THE TASK: Sort through the data and copy the lines holding the word "time".

LISTING:

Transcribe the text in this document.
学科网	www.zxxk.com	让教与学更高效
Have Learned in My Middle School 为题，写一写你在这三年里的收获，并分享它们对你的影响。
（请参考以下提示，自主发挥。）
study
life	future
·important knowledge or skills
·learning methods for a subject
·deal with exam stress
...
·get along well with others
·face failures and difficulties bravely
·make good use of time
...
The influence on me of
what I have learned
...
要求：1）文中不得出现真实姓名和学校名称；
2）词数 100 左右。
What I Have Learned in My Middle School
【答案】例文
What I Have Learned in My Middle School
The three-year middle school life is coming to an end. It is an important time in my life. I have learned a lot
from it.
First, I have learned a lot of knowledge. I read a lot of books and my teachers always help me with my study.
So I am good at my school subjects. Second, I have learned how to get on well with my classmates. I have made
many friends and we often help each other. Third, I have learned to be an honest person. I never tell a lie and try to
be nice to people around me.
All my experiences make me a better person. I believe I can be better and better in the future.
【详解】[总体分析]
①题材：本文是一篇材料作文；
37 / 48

THE RESULT:
·make good use of time
The three-year middle school life is coming to an end. It is an important time in my life. I have learned a lot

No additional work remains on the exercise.